▸ Task to complete: Repeat all entries exactly.
+++ Extracted information
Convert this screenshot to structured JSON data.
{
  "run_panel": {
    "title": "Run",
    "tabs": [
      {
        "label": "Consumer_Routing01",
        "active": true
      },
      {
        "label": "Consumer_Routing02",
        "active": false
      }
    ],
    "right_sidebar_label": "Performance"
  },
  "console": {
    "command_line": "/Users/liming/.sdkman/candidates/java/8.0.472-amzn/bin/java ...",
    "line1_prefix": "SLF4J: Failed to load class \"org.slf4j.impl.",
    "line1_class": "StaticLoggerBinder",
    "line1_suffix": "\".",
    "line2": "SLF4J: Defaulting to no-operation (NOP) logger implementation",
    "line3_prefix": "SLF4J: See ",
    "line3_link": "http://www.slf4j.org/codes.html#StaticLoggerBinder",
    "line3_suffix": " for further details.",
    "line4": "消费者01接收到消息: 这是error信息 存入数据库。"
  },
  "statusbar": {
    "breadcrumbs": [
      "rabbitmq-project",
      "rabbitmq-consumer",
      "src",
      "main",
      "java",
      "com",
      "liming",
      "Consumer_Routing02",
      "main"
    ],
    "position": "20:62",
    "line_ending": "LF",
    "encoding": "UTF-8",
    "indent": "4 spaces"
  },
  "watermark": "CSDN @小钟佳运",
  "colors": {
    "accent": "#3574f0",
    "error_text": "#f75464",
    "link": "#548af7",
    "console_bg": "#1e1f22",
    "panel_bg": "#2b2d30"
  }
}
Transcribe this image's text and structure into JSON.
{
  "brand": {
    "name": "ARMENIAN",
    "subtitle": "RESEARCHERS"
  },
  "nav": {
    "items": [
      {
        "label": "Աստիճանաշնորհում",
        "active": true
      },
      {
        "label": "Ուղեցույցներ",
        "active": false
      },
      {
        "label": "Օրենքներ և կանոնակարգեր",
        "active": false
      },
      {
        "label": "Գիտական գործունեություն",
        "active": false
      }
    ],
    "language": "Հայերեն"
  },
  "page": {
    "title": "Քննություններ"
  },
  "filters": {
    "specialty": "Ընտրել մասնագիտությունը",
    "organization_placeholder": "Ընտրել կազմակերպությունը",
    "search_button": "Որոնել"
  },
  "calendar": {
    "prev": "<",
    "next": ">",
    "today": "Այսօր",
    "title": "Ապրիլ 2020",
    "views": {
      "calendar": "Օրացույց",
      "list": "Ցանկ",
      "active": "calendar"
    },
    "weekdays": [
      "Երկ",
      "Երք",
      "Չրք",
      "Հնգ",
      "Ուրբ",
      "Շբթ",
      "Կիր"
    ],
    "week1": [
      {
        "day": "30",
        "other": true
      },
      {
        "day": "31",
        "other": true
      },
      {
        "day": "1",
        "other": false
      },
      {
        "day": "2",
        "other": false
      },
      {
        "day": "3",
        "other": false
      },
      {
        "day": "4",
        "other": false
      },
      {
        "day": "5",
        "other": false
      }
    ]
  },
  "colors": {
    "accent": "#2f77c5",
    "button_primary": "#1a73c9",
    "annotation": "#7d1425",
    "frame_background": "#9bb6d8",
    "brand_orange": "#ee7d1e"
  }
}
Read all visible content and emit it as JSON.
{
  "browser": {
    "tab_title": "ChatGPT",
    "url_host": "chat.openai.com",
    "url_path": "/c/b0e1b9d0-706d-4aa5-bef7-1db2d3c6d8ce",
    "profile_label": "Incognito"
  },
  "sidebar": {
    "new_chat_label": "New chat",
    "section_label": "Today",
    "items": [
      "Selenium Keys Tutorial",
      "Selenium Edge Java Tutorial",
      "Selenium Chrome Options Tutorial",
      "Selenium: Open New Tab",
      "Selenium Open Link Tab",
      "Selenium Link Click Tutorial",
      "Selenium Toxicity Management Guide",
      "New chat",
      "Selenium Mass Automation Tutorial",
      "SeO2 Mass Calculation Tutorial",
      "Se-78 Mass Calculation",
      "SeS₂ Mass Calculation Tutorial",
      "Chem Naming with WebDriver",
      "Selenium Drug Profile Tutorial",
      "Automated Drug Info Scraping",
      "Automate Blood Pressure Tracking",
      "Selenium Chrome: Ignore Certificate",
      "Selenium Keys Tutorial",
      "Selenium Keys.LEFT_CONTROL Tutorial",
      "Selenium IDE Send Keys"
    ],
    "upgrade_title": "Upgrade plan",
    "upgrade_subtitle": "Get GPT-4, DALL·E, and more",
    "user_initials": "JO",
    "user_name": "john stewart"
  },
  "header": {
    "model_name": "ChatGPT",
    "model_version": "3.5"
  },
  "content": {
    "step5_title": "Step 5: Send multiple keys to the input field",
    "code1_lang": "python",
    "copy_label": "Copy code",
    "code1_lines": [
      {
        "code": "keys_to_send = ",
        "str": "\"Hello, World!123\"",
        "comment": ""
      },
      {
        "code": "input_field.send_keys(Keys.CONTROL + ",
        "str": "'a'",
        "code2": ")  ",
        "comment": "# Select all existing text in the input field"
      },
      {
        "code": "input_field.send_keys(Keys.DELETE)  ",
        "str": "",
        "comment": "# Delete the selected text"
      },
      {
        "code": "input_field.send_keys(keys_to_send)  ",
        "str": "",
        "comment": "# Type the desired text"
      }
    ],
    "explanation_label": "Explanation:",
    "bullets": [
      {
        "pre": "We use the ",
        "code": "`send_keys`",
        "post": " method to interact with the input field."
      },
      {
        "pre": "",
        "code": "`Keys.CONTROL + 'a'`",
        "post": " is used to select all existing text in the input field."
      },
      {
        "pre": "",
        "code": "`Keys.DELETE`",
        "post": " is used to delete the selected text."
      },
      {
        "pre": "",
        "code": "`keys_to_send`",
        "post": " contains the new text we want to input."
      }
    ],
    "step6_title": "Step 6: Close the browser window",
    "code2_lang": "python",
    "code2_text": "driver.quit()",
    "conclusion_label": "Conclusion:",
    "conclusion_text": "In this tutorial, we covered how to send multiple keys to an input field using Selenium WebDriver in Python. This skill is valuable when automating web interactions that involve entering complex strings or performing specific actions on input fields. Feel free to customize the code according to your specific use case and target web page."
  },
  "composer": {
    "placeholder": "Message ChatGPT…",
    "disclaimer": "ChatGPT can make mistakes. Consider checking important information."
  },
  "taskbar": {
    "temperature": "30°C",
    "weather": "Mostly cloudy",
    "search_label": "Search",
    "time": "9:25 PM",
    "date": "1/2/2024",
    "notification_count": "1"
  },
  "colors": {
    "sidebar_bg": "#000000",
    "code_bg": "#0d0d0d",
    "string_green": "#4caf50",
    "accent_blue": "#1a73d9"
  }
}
++++++
▸ Exercise answer:
Convert this screenshot to structured JSON data.
{
  "run_panel": {
    "title": "Run",
    "tabs": [
      {
        "label": "Consumer_Routing01",
        "active": true
      },
      {
        "label": "Consumer_Routing02",
        "active": false
      }
    ],
    "right_sidebar_label": "Performance"
  },
  "console": {
    "command_line": "/Users/liming/.sdkman/candidates/java/8.0.472-amzn/bin/java ...",
    "line1_prefix": "SLF4J: Failed to load class \"org.slf4j.impl.",
    "line1_class": "StaticLoggerBinder",
    "line1_suffix": "\".",
    "line2": "SLF4J: Defaulting to no-operation (NOP) logger implementation",
    "line3_prefix": "SLF4J: See ",
    "line3_link": "http://www.slf4j.org/codes.html#StaticLoggerBinder",
    "line3_suffix": " for further details.",
    "line4": "消费者01接收到消息: 这是error信息 存入数据库。"
  },
  "statusbar": {
    "breadcrumbs": [
      "rabbitmq-project",
      "rabbitmq-consumer",
      "src",
      "main",
      "java",
      "com",
      "liming",
      "Consumer_Routing02",
      "main"
    ],
    "position": "20:62",
    "line_ending": "LF",
    "encoding": "UTF-8",
    "indent": "4 spaces"
  },
  "watermark": "CSDN @小钟佳运",
  "colors": {
    "accent": "#3574f0",
    "error_text": "#f75464",
    "link": "#548af7",
    "console_bg": "#1e1f22",
    "panel_bg": "#2b2d30"
  }
}
Transcribe this image's text and structure into JSON.
{
  "brand": {
    "name": "ARMENIAN",
    "subtitle": "RESEARCHERS"
  },
  "nav": {
    "items": [
      {
        "label": "Աստիճանաշնորհում",
        "active": true
      },
      {
        "label": "Ուղեցույցներ",
        "active": false
      },
      {
        "label": "Օրենքներ և կանոնակարգեր",
        "active": false
      },
      {
        "label": "Գիտական գործունեություն",
        "active": false
      }
    ],
    "language": "Հայերեն"
  },
  "page": {
    "title": "Քննություններ"
  },
  "filters": {
    "specialty": "Ընտրել մասնագիտությունը",
    "organization_placeholder": "Ընտրել կազմակերպությունը",
    "search_button": "Որոնել"
  },
  "calendar": {
    "prev": "<",
    "next": ">",
    "today": "Այսօր",
    "title": "Ապրիլ 2020",
    "views": {
      "calendar": "Օրացույց",
      "list": "Ցանկ",
      "active": "calendar"
    },
    "weekdays": [
      "Երկ",
      "Երք",
      "Չրք",
      "Հնգ",
      "Ուրբ",
      "Շբթ",
      "Կիր"
    ],
    "week1": [
      {
        "day": "30",
        "other": true
      },
      {
        "day": "31",
        "other": true
      },
      {
        "day": "1",
        "other": false
      },
      {
        "day": "2",
        "other": false
      },
      {
        "day": "3",
        "other": false
      },
      {
        "day": "4",
        "other": false
      },
      {
        "day": "5",
        "other": false
      }
    ]
  },
  "colors": {
    "accent": "#2f77c5",
    "button_primary": "#1a73c9",
    "annotation": "#7d1425",
    "frame_background": "#9bb6d8",
    "brand_orange": "#ee7d1e"
  }
}
Read all visible content and emit it as JSON.
{
  "browser": {
    "tab_title": "ChatGPT",
    "url_host": "chat.openai.com",
    "url_path": "/c/b0e1b9d0-706d-4aa5-bef7-1db2d3c6d8ce",
    "profile_label": "Incognito"
  },
  "sidebar": {
    "new_chat_label": "New chat",
    "section_label": "Today",
    "items": [
      "Selenium Keys Tutorial",
      "Selenium Edge Java Tutorial",
      "Selenium Chrome Options Tutorial",
      "Selenium: Open New Tab",
      "Selenium Open Link Tab",
      "Selenium Link Click Tutorial",
      "Selenium Toxicity Management Guide",
      "New chat",
      "Selenium Mass Automation Tutorial",
      "SeO2 Mass Calculation Tutorial",
      "Se-78 Mass Calculation",
      "SeS₂ Mass Calculation Tutorial",
      "Chem Naming with WebDriver",
      "Selenium Drug Profile Tutorial",
      "Automated Drug Info Scraping",
      "Automate Blood Pressure Tracking",
      "Selenium Chrome: Ignore Certificate",
      "Selenium Keys Tutorial",
      "Selenium Keys.LEFT_CONTROL Tutorial",
      "Selenium IDE Send Keys"
    ],
    "upgrade_title": "Upgrade plan",
    "upgrade_subtitle": "Get GPT-4, DALL·E, and more",
    "user_initials": "JO",
    "user_name": "john stewart"
  },
  "header": {
    "model_name": "ChatGPT",
    "model_version": "3.5"
  },
  "content": {
    "step5_title": "Step 5: Send multiple keys to the input field",
    "code1_lang": "python",
    "copy_label": "Copy code",
    "code1_lines": [
      {
        "code": "keys_to_send = ",
        "str": "\"Hello, World!123\"",
        "comment": ""
      },
      {
        "code": "input_field.send_keys(Keys.CONTROL + ",
        "str": "'a'",
        "code2": ")  ",
        "comment": "# Select all existing text in the input field"
      },
      {
        "code": "input_field.send_keys(Keys.DELETE)  ",
        "str": "",
        "comment": "# Delete the selected text"
      },
      {
        "code": "input_field.send_keys(keys_to_send)  ",
        "str": "",
        "comment": "# Type the desired text"
      }
    ],
    "explanation_label": "Explanation:",
    "bullets": [
      {
        "pre": "We use the ",
        "code": "`send_keys`",
        "post": " method to interact with the input field."
      },
      {
        "pre": "",
        "code": "`Keys.CONTROL + 'a'`",
        "post": " is used to select all existing text in the input field."
      },
      {
        "pre": "",
        "code": "`Keys.DELETE`",
        "post": " is used to delete the selected text."
      },
      {
        "pre": "",
        "code": "`keys_to_send`",
        "post": " contains the new text we want to input."
      }
    ],
    "step6_title": "Step 6: Close the browser window",
    "code2_lang": "python",
    "code2_text": "driver.quit()",
    "conclusion_label": "Conclusion:",
    "conclusion_text": "In this tutorial, we covered how to send multiple keys to an input field using Selenium WebDriver in Python. This skill is valuable when automating web interactions that involve entering complex strings or performing specific actions on input fields. Feel free to customize the code according to your specific use case and target web page."
  },
  "composer": {
    "placeholder": "Message ChatGPT…",
    "disclaimer": "ChatGPT can make mistakes. Consider checking important information."
  },
  "taskbar": {
    "temperature": "30°C",
    "weather": "Mostly cloudy",
    "search_label": "Search",
    "time": "9:25 PM",
    "date": "1/2/2024",
    "notification_count": "1"
  },
  "colors": {
    "sidebar_bg": "#000000",
    "code_bg": "#0d0d0d",
    "string_green": "#4caf50",
    "accent_blue": "#1a73d9"
  }
}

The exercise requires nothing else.